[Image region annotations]
== == ==
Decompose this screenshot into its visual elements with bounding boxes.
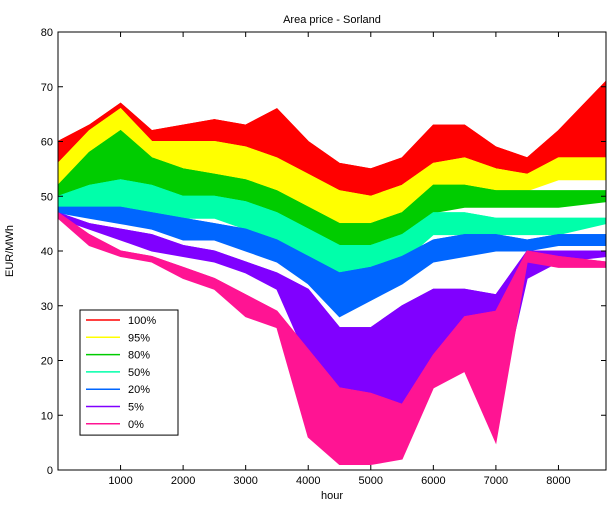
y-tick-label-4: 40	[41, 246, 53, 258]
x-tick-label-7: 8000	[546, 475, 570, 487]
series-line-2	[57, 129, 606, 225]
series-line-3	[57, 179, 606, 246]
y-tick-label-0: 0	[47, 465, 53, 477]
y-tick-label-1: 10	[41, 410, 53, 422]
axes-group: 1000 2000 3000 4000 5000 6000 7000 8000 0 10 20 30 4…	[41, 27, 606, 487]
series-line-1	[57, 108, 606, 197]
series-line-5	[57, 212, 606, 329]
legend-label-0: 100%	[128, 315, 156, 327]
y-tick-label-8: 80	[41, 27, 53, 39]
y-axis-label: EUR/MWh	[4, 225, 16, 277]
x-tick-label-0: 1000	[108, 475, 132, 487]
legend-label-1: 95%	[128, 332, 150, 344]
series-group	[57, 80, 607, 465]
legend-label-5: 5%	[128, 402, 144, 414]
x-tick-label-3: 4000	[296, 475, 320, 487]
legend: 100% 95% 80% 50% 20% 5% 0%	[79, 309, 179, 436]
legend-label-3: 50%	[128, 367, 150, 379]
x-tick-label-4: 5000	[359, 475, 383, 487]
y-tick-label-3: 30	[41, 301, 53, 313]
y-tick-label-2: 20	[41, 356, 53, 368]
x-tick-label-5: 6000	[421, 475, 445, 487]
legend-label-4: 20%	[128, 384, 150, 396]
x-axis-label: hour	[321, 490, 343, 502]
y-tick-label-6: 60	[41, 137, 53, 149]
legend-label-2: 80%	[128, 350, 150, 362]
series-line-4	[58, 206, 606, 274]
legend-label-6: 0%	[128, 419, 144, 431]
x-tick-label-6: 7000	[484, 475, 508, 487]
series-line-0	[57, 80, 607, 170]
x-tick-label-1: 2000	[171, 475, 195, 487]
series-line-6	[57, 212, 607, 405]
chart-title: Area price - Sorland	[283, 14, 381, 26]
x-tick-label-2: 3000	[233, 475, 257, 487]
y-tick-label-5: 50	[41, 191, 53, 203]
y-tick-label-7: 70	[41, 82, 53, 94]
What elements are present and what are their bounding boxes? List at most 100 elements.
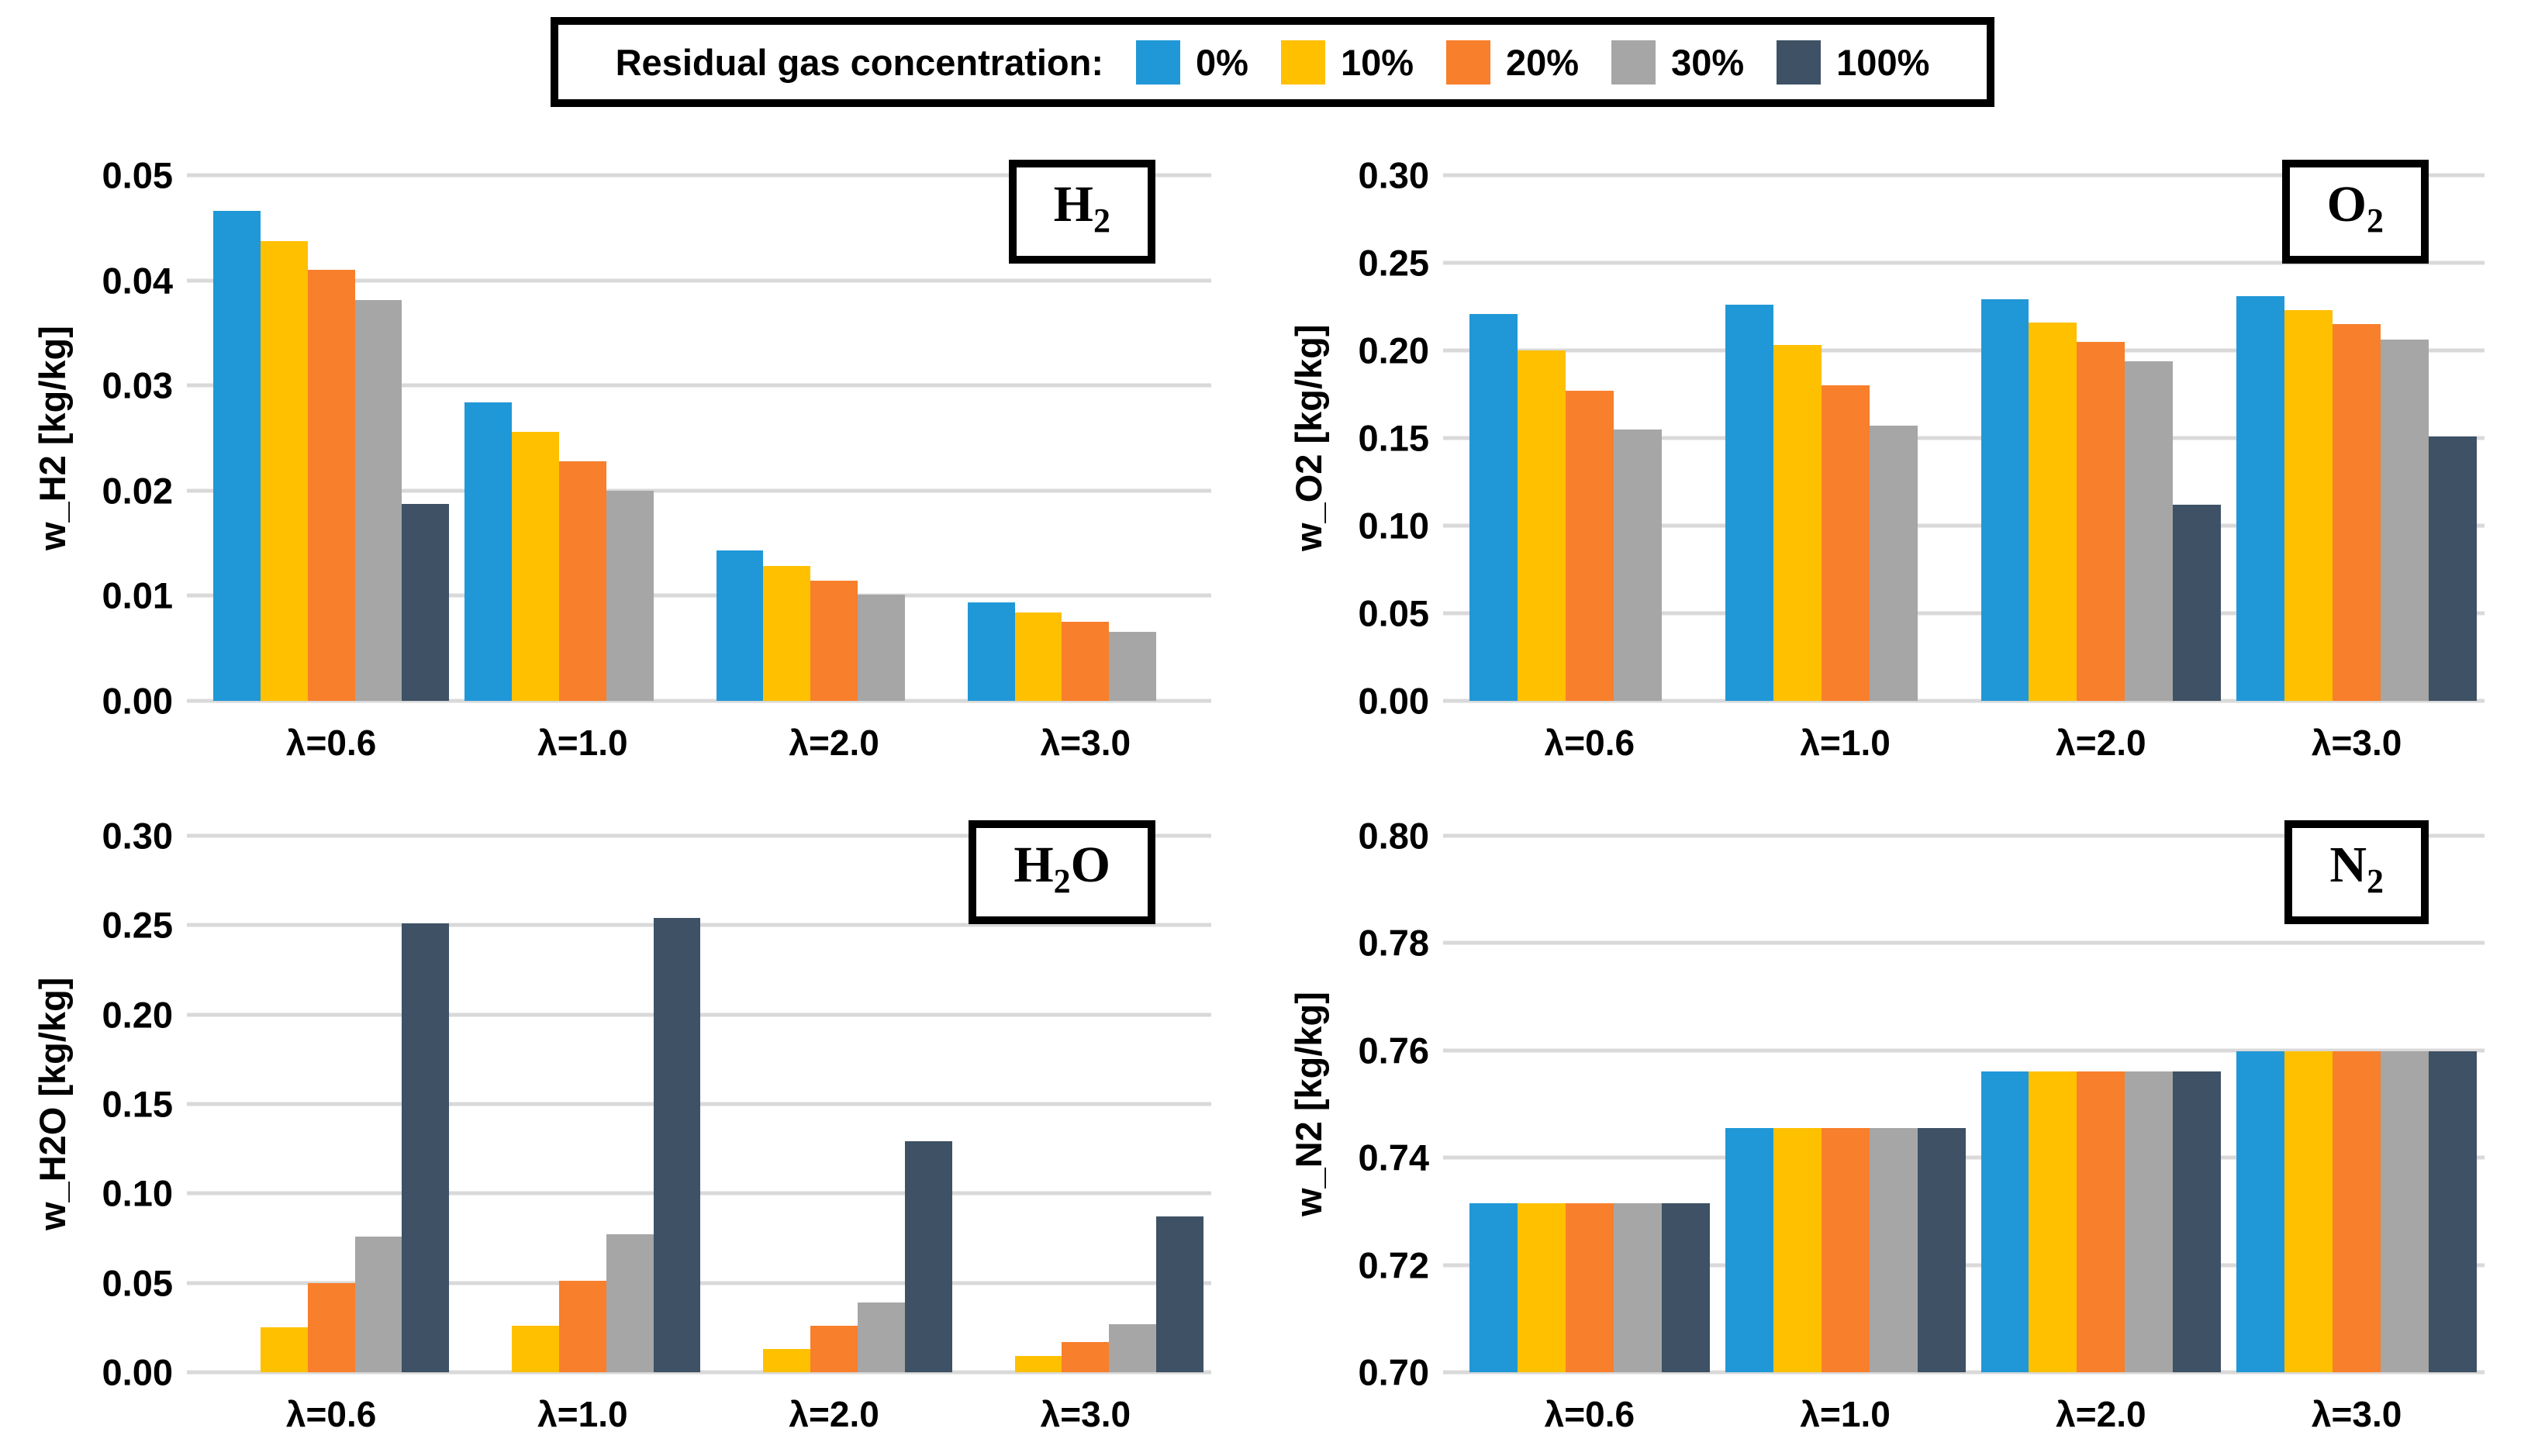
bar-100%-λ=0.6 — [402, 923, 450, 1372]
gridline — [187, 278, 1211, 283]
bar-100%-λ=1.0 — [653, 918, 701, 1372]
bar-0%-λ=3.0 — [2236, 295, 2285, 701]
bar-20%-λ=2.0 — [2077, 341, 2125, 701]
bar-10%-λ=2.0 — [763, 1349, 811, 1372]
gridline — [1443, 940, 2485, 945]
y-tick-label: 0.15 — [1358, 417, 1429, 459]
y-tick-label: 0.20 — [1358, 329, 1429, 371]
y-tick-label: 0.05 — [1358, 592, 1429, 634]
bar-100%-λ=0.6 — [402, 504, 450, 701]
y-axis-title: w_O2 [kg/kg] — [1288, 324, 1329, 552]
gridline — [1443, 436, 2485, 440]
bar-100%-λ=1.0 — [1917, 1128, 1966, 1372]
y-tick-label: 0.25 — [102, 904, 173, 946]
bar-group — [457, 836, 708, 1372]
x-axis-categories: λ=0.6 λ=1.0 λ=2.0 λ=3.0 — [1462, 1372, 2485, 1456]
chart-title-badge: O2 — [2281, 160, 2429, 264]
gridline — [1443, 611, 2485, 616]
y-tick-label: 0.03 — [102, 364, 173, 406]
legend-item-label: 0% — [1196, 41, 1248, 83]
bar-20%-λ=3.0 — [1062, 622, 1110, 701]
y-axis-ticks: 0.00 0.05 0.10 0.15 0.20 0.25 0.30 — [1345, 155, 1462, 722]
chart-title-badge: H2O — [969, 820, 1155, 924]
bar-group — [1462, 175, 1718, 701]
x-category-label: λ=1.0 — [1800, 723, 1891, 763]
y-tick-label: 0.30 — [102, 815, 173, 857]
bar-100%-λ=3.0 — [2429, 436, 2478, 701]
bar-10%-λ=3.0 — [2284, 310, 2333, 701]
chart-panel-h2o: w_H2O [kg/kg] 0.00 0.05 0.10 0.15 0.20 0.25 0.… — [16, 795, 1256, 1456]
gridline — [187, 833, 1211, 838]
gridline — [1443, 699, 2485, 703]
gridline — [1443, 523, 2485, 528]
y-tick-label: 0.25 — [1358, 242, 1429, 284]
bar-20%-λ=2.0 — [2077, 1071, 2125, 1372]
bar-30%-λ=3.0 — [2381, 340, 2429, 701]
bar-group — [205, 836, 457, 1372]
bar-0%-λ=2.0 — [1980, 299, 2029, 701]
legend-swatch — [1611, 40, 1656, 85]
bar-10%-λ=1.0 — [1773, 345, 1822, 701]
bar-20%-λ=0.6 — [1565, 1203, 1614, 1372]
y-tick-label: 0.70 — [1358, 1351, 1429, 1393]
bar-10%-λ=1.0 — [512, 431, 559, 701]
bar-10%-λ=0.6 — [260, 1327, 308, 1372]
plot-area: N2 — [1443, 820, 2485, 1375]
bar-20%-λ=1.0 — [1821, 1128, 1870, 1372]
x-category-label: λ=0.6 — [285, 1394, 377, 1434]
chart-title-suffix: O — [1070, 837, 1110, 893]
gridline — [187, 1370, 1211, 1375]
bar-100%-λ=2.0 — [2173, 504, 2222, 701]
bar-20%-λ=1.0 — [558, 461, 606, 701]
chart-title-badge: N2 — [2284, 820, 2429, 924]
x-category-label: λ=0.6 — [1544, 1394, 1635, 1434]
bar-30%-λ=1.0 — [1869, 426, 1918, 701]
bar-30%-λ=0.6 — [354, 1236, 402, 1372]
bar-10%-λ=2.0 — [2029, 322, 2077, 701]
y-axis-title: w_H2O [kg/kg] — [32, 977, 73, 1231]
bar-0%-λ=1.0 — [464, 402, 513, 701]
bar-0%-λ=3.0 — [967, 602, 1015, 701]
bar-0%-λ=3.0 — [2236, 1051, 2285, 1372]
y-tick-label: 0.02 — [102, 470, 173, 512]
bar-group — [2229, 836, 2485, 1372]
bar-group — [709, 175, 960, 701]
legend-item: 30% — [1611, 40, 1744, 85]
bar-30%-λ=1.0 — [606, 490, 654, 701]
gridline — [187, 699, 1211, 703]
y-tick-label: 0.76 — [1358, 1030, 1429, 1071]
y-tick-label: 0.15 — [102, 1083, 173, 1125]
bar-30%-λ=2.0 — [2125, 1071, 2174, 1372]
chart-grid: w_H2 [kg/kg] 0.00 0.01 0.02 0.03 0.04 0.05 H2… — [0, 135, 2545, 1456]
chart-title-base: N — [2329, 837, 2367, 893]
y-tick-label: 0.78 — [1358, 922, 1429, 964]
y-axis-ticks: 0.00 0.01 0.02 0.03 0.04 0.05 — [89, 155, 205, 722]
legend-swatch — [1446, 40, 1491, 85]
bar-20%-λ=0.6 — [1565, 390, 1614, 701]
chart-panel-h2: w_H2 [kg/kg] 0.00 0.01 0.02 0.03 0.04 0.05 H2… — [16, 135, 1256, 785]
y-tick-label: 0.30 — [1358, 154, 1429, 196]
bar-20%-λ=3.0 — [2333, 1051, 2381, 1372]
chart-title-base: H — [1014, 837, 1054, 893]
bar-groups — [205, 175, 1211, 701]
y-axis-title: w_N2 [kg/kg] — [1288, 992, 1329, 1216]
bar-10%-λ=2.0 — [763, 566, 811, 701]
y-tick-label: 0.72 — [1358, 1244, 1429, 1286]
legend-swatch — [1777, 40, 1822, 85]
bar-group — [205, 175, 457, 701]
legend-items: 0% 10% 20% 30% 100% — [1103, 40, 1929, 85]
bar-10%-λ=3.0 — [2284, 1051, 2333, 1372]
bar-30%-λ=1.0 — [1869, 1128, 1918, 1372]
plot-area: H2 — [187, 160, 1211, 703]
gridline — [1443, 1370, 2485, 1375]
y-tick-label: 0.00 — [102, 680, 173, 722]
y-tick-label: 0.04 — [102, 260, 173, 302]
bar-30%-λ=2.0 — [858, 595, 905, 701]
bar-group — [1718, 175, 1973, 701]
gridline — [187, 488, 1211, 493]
== == ==
WORK TO BE COMPLETED:
Edit everything in the data from the line containing "246, 53, 258]" down to the line containing "137, 53, 149]" so that "series-line" becomes "plot-line", keeping all else unchanged, and give back only those lines.

REPLY:
y-tick-label-4: 40	[41, 246, 53, 258]
x-tick-label-7: 8000	[546, 475, 570, 487]
plot-line-2	[57, 129, 606, 225]
plot-line-3	[57, 179, 606, 246]
y-tick-label-0: 0	[47, 465, 53, 477]
y-tick-label-1: 10	[41, 410, 53, 422]
axes-group: 1000 2000 3000 4000 5000 6000 7000 8000 0 10 20 30 4…	[41, 27, 606, 487]
plot-line-1	[57, 108, 606, 197]
plot-line-5	[57, 212, 606, 329]
legend-label-0: 100%	[128, 315, 156, 327]
y-tick-label-8: 80	[41, 27, 53, 39]
y-axis-label: EUR/MWh	[4, 225, 16, 277]
x-tick-label-0: 1000	[108, 475, 132, 487]
legend-label-1: 95%	[128, 332, 150, 344]
series-group	[57, 80, 607, 465]
legend-label-5: 5%	[128, 402, 144, 414]
x-tick-label-3: 4000	[296, 475, 320, 487]
legend: 100% 95% 80% 50% 20% 5% 0%	[79, 309, 179, 436]
legend-label-3: 50%	[128, 367, 150, 379]
x-tick-label-4: 5000	[359, 475, 383, 487]
y-tick-label-3: 30	[41, 301, 53, 313]
y-tick-label-2: 20	[41, 356, 53, 368]
x-tick-label-5: 6000	[421, 475, 445, 487]
legend-label-4: 20%	[128, 384, 150, 396]
x-axis-label: hour	[321, 490, 343, 502]
y-tick-label-6: 60	[41, 137, 53, 149]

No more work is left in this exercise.